Written request
Set out every line of the items below as a Markdown table with the columns "Row" and "Line," numbering the rows and skipping blank lines. Leave the pictures out.

** start Dataset **

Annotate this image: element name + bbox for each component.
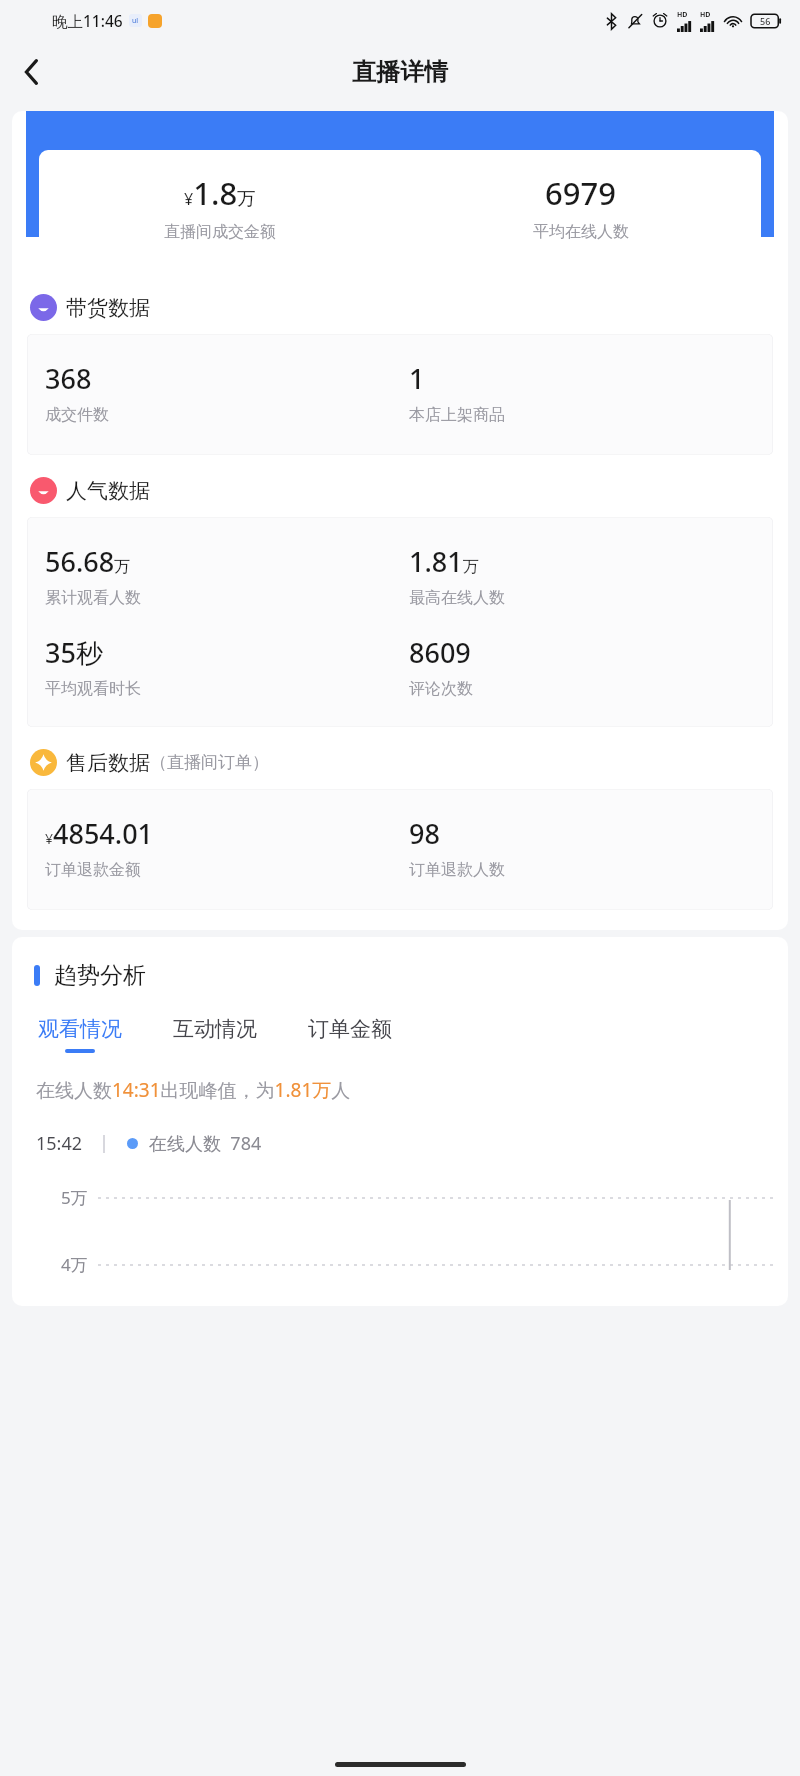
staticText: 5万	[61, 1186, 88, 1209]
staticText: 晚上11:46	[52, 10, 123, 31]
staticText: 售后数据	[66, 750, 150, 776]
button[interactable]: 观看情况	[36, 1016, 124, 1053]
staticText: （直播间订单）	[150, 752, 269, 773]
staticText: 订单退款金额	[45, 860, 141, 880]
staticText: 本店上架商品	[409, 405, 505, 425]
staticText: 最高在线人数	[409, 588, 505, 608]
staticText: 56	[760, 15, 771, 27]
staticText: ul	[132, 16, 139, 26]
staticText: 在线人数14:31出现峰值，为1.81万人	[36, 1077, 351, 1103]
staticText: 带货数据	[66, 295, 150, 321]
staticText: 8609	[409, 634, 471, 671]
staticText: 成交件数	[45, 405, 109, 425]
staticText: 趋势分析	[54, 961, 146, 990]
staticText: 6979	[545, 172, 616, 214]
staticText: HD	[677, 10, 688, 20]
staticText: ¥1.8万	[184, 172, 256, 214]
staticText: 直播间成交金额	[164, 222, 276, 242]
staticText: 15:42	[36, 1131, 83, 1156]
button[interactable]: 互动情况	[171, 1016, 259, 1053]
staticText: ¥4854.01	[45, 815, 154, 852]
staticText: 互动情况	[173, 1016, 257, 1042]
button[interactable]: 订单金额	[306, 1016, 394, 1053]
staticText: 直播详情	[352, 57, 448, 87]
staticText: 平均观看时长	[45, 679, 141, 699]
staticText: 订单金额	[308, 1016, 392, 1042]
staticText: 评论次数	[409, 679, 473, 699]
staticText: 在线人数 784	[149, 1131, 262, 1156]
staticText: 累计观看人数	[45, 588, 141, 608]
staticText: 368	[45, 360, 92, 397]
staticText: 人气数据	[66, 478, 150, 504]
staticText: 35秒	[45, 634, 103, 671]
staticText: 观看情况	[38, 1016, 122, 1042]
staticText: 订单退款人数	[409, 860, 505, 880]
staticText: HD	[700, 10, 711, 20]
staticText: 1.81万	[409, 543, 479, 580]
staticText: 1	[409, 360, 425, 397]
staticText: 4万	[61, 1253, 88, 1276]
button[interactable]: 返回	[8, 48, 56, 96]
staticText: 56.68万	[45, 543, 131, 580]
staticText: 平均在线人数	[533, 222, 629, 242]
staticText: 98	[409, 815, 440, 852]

** end Dataset **

The completed task
| Row | Line |
|---|---|
| 1 | Annotate this image: element name + bbox for each component. |
| 2 | staticText: 5万	[61, 1186, 88, 1209] |
| 3 | staticText: 晚上11:46	[52, 10, 123, 31] |
| 4 | staticText: 售后数据	[66, 750, 150, 776] |
| 5 | button[interactable]: 观看情况	[36, 1016, 124, 1053] |
| 6 | staticText: （直播间订单）	[150, 752, 269, 773] |
| 7 | staticText: 订单退款金额	[45, 860, 141, 880] |
| 8 | staticText: 本店上架商品	[409, 405, 505, 425] |
| 9 | staticText: 最高在线人数	[409, 588, 505, 608] |
| 10 | staticText: 56	[760, 15, 771, 27] |
| 11 | staticText: ul	[132, 16, 139, 26] |
| 12 | staticText: 在线人数14:31出现峰值，为1.81万人	[36, 1077, 351, 1103] |
| 13 | staticText: 带货数据	[66, 295, 150, 321] |
| 14 | staticText: 8609	[409, 634, 471, 671] |
| 15 | staticText: 成交件数	[45, 405, 109, 425] |
| 16 | staticText: 趋势分析	[54, 961, 146, 990] |
| 17 | staticText: 6979	[545, 172, 616, 214] |
| 18 | staticText: HD	[677, 10, 688, 20] |
| 19 | staticText: ¥1.8万	[184, 172, 256, 214] |
| 20 | staticText: 直播间成交金额	[164, 222, 276, 242] |
| 21 | staticText: 15:42	[36, 1131, 83, 1156] |
| 22 | button[interactable]: 互动情况	[171, 1016, 259, 1053] |
| 23 | staticText: ¥4854.01	[45, 815, 154, 852] |
| 24 | staticText: 互动情况	[173, 1016, 257, 1042] |
| 25 | button[interactable]: 订单金额	[306, 1016, 394, 1053] |
| 26 | staticText: 直播详情	[352, 57, 448, 87] |
| 27 | staticText: 平均观看时长	[45, 679, 141, 699] |
| 28 | staticText: 订单金额	[308, 1016, 392, 1042] |
| 29 | staticText: 评论次数	[409, 679, 473, 699] |
| 30 | staticText: 在线人数 784	[149, 1131, 262, 1156] |
| 31 | staticText: 累计观看人数	[45, 588, 141, 608] |
| 32 | staticText: 368	[45, 360, 92, 397] |
| 33 | staticText: 人气数据	[66, 478, 150, 504] |
| 34 | staticText: 35秒	[45, 634, 103, 671] |
| 35 | staticText: 观看情况	[38, 1016, 122, 1042] |
| 36 | staticText: 订单退款人数	[409, 860, 505, 880] |
| 37 | staticText: HD	[700, 10, 711, 20] |
| 38 | staticText: 1.81万	[409, 543, 479, 580] |
| 39 | staticText: 1	[409, 360, 425, 397] |
| 40 | staticText: 4万	[61, 1253, 88, 1276] |
| 41 | button[interactable]: 返回	[8, 48, 56, 96] |
| 42 | staticText: 56.68万	[45, 543, 131, 580] |
| 43 | staticText: 平均在线人数	[533, 222, 629, 242] |
| 44 | staticText: 98	[409, 815, 440, 852] |